§ **Directive**
Below are the records. List every line holding the word "河水泱泱".

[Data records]
-=-=-

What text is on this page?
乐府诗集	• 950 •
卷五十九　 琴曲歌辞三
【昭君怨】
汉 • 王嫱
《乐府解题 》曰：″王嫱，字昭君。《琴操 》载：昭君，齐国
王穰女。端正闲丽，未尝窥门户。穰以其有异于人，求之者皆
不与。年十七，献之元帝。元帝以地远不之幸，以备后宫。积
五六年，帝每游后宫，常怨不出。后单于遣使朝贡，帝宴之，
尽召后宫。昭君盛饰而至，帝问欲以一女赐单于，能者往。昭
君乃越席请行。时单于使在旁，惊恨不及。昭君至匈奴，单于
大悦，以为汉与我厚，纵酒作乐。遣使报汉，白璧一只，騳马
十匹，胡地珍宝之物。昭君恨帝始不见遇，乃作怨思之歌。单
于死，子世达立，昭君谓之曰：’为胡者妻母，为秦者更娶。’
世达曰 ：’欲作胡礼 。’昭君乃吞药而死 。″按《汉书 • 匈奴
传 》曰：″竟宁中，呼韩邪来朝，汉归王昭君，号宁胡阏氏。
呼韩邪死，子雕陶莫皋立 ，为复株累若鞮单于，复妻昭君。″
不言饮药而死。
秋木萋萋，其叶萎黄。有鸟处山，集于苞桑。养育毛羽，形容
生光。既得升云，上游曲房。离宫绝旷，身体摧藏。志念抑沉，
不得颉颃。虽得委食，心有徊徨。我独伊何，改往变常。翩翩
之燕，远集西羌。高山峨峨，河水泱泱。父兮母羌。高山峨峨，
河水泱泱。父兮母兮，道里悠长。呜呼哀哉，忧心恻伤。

-=-=-

§ **Task answer**
之燕，远集西羌。高山峨峨，河水泱泱。父兮母羌。高山峨峨，
河水泱泱。父兮母兮，道里悠长。呜呼哀哉，忧心恻伤。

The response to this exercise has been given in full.